Filter these entries, keeping only lines that hold the word "Large".
# # # #
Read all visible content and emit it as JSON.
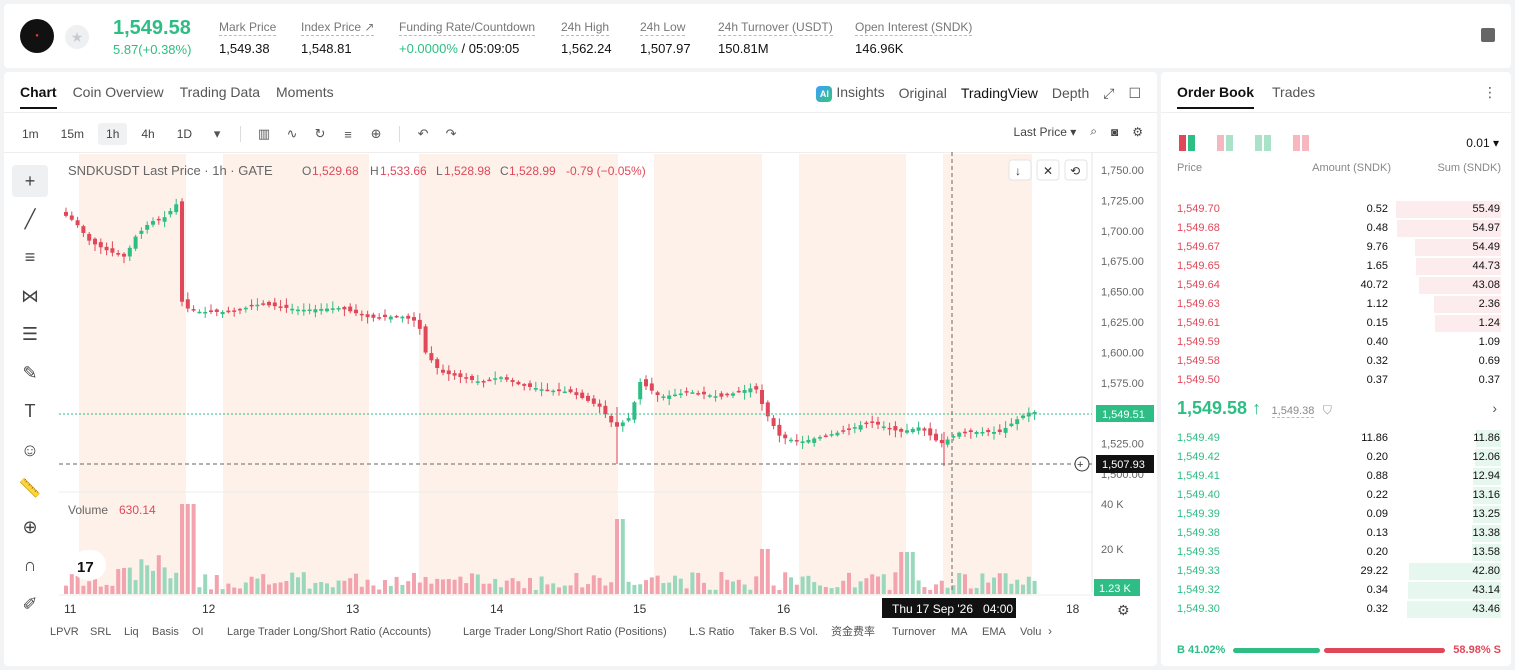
{
  "header": {
    "last_price": "1,549.58",
    "change": "5.87(+0.38%)",
    "stats": [
      {
        "label": "Mark Price",
        "value": "1,549.38"
      },
      {
        "label": "Index Price ↗",
        "value": "1,548.81"
      },
      {
        "label": "Funding Rate/Countdown",
        "value_green": "+0.0000%",
        "value": "/ 05:09:05"
      },
      {
        "label": "24h High",
        "value": "1,562.24"
      },
      {
        "label": "24h Low",
        "value": "1,507.97"
      },
      {
        "label": "24h Turnover (USDT)",
        "value": "150.81M"
      },
      {
        "label": "Open Interest (SNDK)",
        "value": "146.96K"
      }
    ]
  },
  "chart_tabs": [
    "Chart",
    "Coin Overview",
    "Trading Data",
    "Moments"
  ],
  "view_tabs": {
    "insights": "Insights",
    "original": "Original",
    "tradingview": "TradingView",
    "depth": "Depth"
  },
  "timeframes": [
    "1m",
    "15m",
    "1h",
    "4h",
    "1D"
  ],
  "toolbar_right": {
    "price_type": "Last Price"
  },
  "chart": {
    "legend_symbol": "SNDKUSDT Last Price · 1h · GATE",
    "ohlc": {
      "o": "1,529.68",
      "h": "1,533.66",
      "l": "1,528.98",
      "c": "1,528.99",
      "chg": "-0.79 (−0.05%)"
    },
    "volume_label": "Volume",
    "volume_value": "630.14",
    "current_price_tag": "1,549.51",
    "crosshair_price_tag": "1,507.93",
    "crosshair_time": "Thu 17 Sep '26   04:00",
    "volume_tag": "1.23 K",
    "price_ticks": [
      "1,750.00",
      "1,725.00",
      "1,700.00",
      "1,675.00",
      "1,650.00",
      "1,625.00",
      "1,600.00",
      "1,575.00",
      "1,550.00",
      "1,525.00",
      "1,500.00"
    ],
    "volume_ticks": [
      "40 K",
      "20 K"
    ],
    "date_ticks": [
      "11",
      "12",
      "13",
      "14",
      "15",
      "16",
      "18"
    ],
    "indicators": [
      "LPVR",
      "SRL",
      "Liq",
      "Basis",
      "OI",
      "Large Trader Long/Short Ratio (Accounts)",
      "Large Trader Long/Short Ratio (Positions)",
      "L.S Ratio",
      "Taker B.S Vol.",
      "资金费率",
      "Turnover",
      "MA",
      "EMA",
      "Volu"
    ]
  },
  "orderbook": {
    "tabs": [
      "Order Book",
      "Trades"
    ],
    "tick": "0.01 ▾",
    "columns": {
      "price": "Price",
      "amount": "Amount (SNDK)",
      "sum": "Sum (SNDK)"
    },
    "asks": [
      {
        "price": "1,549.70",
        "amount": "0.52",
        "sum": "55.49",
        "depth": 1.0
      },
      {
        "price": "1,549.68",
        "amount": "0.48",
        "sum": "54.97",
        "depth": 0.99
      },
      {
        "price": "1,549.67",
        "amount": "9.76",
        "sum": "54.49",
        "depth": 0.82
      },
      {
        "price": "1,549.65",
        "amount": "1.65",
        "sum": "44.73",
        "depth": 0.81
      },
      {
        "price": "1,549.64",
        "amount": "40.72",
        "sum": "43.08",
        "depth": 0.78
      },
      {
        "price": "1,549.63",
        "amount": "1.12",
        "sum": "2.36",
        "depth": 0.64
      },
      {
        "price": "1,549.61",
        "amount": "0.15",
        "sum": "1.24",
        "depth": 0.63
      },
      {
        "price": "1,549.59",
        "amount": "0.40",
        "sum": "1.09",
        "depth": 0
      },
      {
        "price": "1,549.58",
        "amount": "0.32",
        "sum": "0.69",
        "depth": 0
      },
      {
        "price": "1,549.50",
        "amount": "0.37",
        "sum": "0.37",
        "depth": 0
      }
    ],
    "mid_price": "1,549.58 ↑",
    "mark_price": "1,549.38",
    "bids": [
      {
        "price": "1,549.49",
        "amount": "11.86",
        "sum": "11.86",
        "depth": 0.24
      },
      {
        "price": "1,549.42",
        "amount": "0.20",
        "sum": "12.06",
        "depth": 0.25
      },
      {
        "price": "1,549.41",
        "amount": "0.88",
        "sum": "12.94",
        "depth": 0.27
      },
      {
        "price": "1,549.40",
        "amount": "0.22",
        "sum": "13.16",
        "depth": 0.27
      },
      {
        "price": "1,549.39",
        "amount": "0.09",
        "sum": "13.25",
        "depth": 0.27
      },
      {
        "price": "1,549.38",
        "amount": "0.13",
        "sum": "13.38",
        "depth": 0.28
      },
      {
        "price": "1,549.35",
        "amount": "0.20",
        "sum": "13.58",
        "depth": 0.28
      },
      {
        "price": "1,549.33",
        "amount": "29.22",
        "sum": "42.80",
        "depth": 0.88
      },
      {
        "price": "1,549.32",
        "amount": "0.34",
        "sum": "43.14",
        "depth": 0.89
      },
      {
        "price": "1,549.30",
        "amount": "0.32",
        "sum": "43.46",
        "depth": 0.9
      }
    ],
    "buy_ratio": "B 41.02%",
    "sell_ratio": "58.98% S",
    "buy_fraction": 0.4102
  },
  "colors": {
    "up": "#2ebd85",
    "down": "#e0485a",
    "session": "#fdf1ea"
  }
}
# # # #
-- Answer below --
      "Large Trader Long/Short Ratio (Accounts)",
      "Large Trader Long/Short Ratio (Positions)",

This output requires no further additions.